■ **Task directions**:
Reproduce the records below exactly, leaving out any pictures.

********************

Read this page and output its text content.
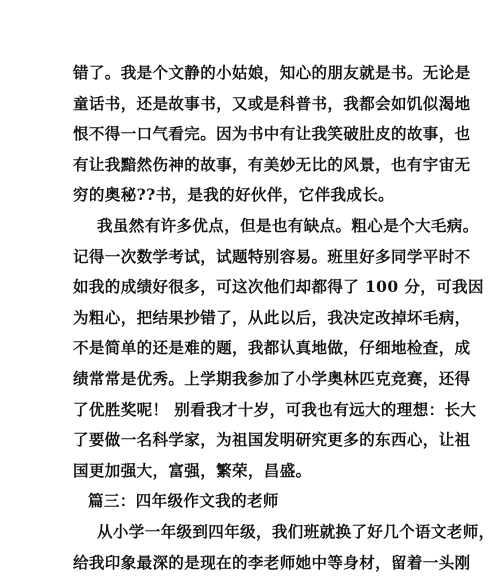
错了。我是个文静的小姑娘，知心的朋友就是书。无论是
童话书，还是故事书，又或是科普书，我都会如饥似渴地
恨不得一口气看完。因为书中有让我笑破肚皮的故事，也
有让我黯然伤神的故事，有美妙无比的风景，也有宇宙无
穷的奥秘??书，是我的好伙伴，它伴我成长。
我虽然有许多优点，但是也有缺点。粗心是个大毛病。
记得一次数学考试，试题特别容易。班里好多同学平时不
如我的成绩好很多，可这次他们却都得了 100 分，可我因
为粗心，把结果抄错了，从此以后，我决定改掉坏毛病，
不是简单的还是难的题，我都认真地做，仔细地检查，成
绩常常是优秀。上学期我参加了小学奥林匹克竞赛，还得
了优胜奖呢！ 别看我才十岁，可我也有远大的理想：长大
了要做一名科学家，为祖国发明研究更多的东西心，让祖
国更加强大，富强，繁荣，昌盛。
篇三：四年级作文我的老师
从小学一年级到四年级，我们班就换了好几个语文老师，
给我印象最深的是现在的李老师她中等身材，留着一头刚
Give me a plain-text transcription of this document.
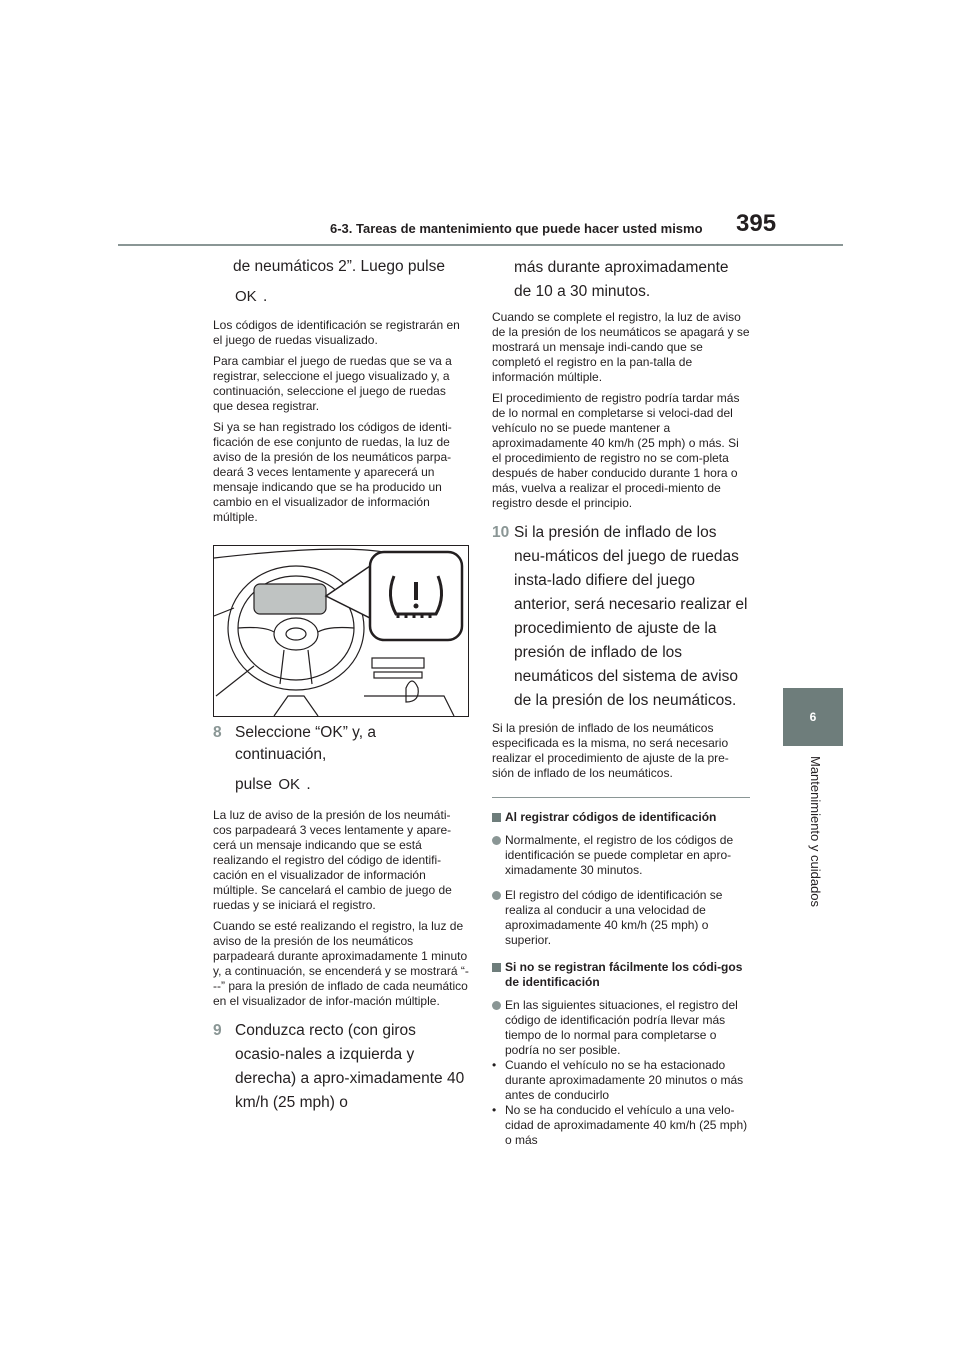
6-3. Tareas de mantenimiento que puede hacer usted mismo 395
6
Mantenimiento y cuidados
de neumáticos 2”. Luego pulse
OK .

Los códigos de identificación se registrarán en el juego de ruedas visualizado.

Para cambiar el juego de ruedas que se va a registrar, seleccione el juego visualizado y, a continuación, seleccione el juego de ruedas que desea registrar.

Si ya se han registrado los códigos de identi-ficación de ese conjunto de ruedas, la luz de aviso de la presión de los neumáticos parpa-deará 3 veces lentamente y aparecerá un mensaje indicando que se ha producido un cambio en el visualizador de información múltiple.

8 Seleccione “OK” y, a continuación,
pulse OK .

La luz de aviso de la presión de los neumáti-cos parpadeará 3 veces lentamente y apare-cerá un mensaje indicando que se está realizando el registro del código de identifi-cación en el visualizador de información múltiple. Se cancelará el cambio de juego de ruedas y se iniciará el registro.

Cuando se esté realizando el registro, la luz de aviso de la presión de los neumáticos parpadeará durante aproximadamente 1 minuto y, a continuación, se encenderá y se mostrará “---” para la presión de inflado de cada neumático en el visualizador de infor-mación múltiple.

9 Conduzca recto (con giros ocasio-nales a izquierda y derecha) a apro-ximadamente 40 km/h (25 mph) o
más durante aproximadamente de 10 a 30 minutos.

Cuando se complete el registro, la luz de aviso de la presión de los neumáticos se apagará y se mostrará un mensaje indi-cando que se completó el registro en la pan-talla de información múltiple.

El procedimiento de registro podría tardar más de lo normal en completarse si veloci-dad del vehículo no se puede mantener a aproximadamente 40 km/h (25 mph) o más. Si el procedimiento de registro no se com-pleta después de haber conducido durante 1 hora o más, vuelva a realizar el procedi-miento de registro desde el principio.

10 Si la presión de inflado de los neu-máticos del juego de ruedas insta-lado difiere del juego anterior, será necesario realizar el procedimiento de ajuste de la presión de inflado de los neumáticos del sistema de aviso de la presión de los neumáticos.

Si la presión de inflado de los neumáticos especificada es la misma, no será necesario realizar el procedimiento de ajuste de la pre-sión de inflado de los neumáticos.

Al registrar códigos de identificación

Normalmente, el registro de los códigos de identificación se puede completar en apro-ximadamente 30 minutos.

El registro del código de identificación se realiza al conducir a una velocidad de aproximadamente 40 km/h (25 mph) o superior.

Si no se registran fácilmente los códi-gos de identificación

En las siguientes situaciones, el registro del código de identificación podría llevar más tiempo de lo normal para completarse o podría no ser posible.

• Cuando el vehículo no se ha estacionado durante aproximadamente 20 minutos o más antes de conducirlo
• No se ha conducido el vehículo a una velo-cidad de aproximadamente 40 km/h (25 mph) o más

********************

■ **Result**:
Read this page and output its text content.
错了。我是个文静的小姑娘，知心的朋友就是书。无论是
童话书，还是故事书，又或是科普书，我都会如饥似渴地
恨不得一口气看完。因为书中有让我笑破肚皮的故事，也
有让我黯然伤神的故事，有美妙无比的风景，也有宇宙无
穷的奥秘??书，是我的好伙伴，它伴我成长。
我虽然有许多优点，但是也有缺点。粗心是个大毛病。
记得一次数学考试，试题特别容易。班里好多同学平时不
如我的成绩好很多，可这次他们却都得了 100 分，可我因
为粗心，把结果抄错了，从此以后，我决定改掉坏毛病，
不是简单的还是难的题，我都认真地做，仔细地检查，成
绩常常是优秀。上学期我参加了小学奥林匹克竞赛，还得
了优胜奖呢！ 别看我才十岁，可我也有远大的理想：长大
了要做一名科学家，为祖国发明研究更多的东西心，让祖
国更加强大，富强，繁荣，昌盛。
篇三：四年级作文我的老师
从小学一年级到四年级，我们班就换了好几个语文老师，
给我印象最深的是现在的李老师她中等身材，留着一头刚
Give me a plain-text transcription of this document.
6-3. Tareas de mantenimiento que puede hacer usted mismo 395
6
Mantenimiento y cuidados
de neumáticos 2”. Luego pulse
OK .

Los códigos de identificación se registrarán en el juego de ruedas visualizado.

Para cambiar el juego de ruedas que se va a registrar, seleccione el juego visualizado y, a continuación, seleccione el juego de ruedas que desea registrar.

Si ya se han registrado los códigos de identi-ficación de ese conjunto de ruedas, la luz de aviso de la presión de los neumáticos parpa-deará 3 veces lentamente y aparecerá un mensaje indicando que se ha producido un cambio en el visualizador de información múltiple.

8 Seleccione “OK” y, a continuación,
pulse OK .

La luz de aviso de la presión de los neumáti-cos parpadeará 3 veces lentamente y apare-cerá un mensaje indicando que se está realizando el registro del código de identifi-cación en el visualizador de información múltiple. Se cancelará el cambio de juego de ruedas y se iniciará el registro.

Cuando se esté realizando el registro, la luz de aviso de la presión de los neumáticos parpadeará durante aproximadamente 1 minuto y, a continuación, se encenderá y se mostrará “---” para la presión de inflado de cada neumático en el visualizador de infor-mación múltiple.

9 Conduzca recto (con giros ocasio-nales a izquierda y derecha) a apro-ximadamente 40 km/h (25 mph) o
más durante aproximadamente de 10 a 30 minutos.

Cuando se complete el registro, la luz de aviso de la presión de los neumáticos se apagará y se mostrará un mensaje indi-cando que se completó el registro en la pan-talla de información múltiple.

El procedimiento de registro podría tardar más de lo normal en completarse si veloci-dad del vehículo no se puede mantener a aproximadamente 40 km/h (25 mph) o más. Si el procedimiento de registro no se com-pleta después de haber conducido durante 1 hora o más, vuelva a realizar el procedi-miento de registro desde el principio.

10 Si la presión de inflado de los neu-máticos del juego de ruedas insta-lado difiere del juego anterior, será necesario realizar el procedimiento de ajuste de la presión de inflado de los neumáticos del sistema de aviso de la presión de los neumáticos.

Si la presión de inflado de los neumáticos especificada es la misma, no será necesario realizar el procedimiento de ajuste de la pre-sión de inflado de los neumáticos.

Al registrar códigos de identificación

Normalmente, el registro de los códigos de identificación se puede completar en apro-ximadamente 30 minutos.

El registro del código de identificación se realiza al conducir a una velocidad de aproximadamente 40 km/h (25 mph) o superior.

Si no se registran fácilmente los códi-gos de identificación

En las siguientes situaciones, el registro del código de identificación podría llevar más tiempo de lo normal para completarse o podría no ser posible.

• Cuando el vehículo no se ha estacionado durante aproximadamente 20 minutos o más antes de conducirlo
• No se ha conducido el vehículo a una velo-cidad de aproximadamente 40 km/h (25 mph) o más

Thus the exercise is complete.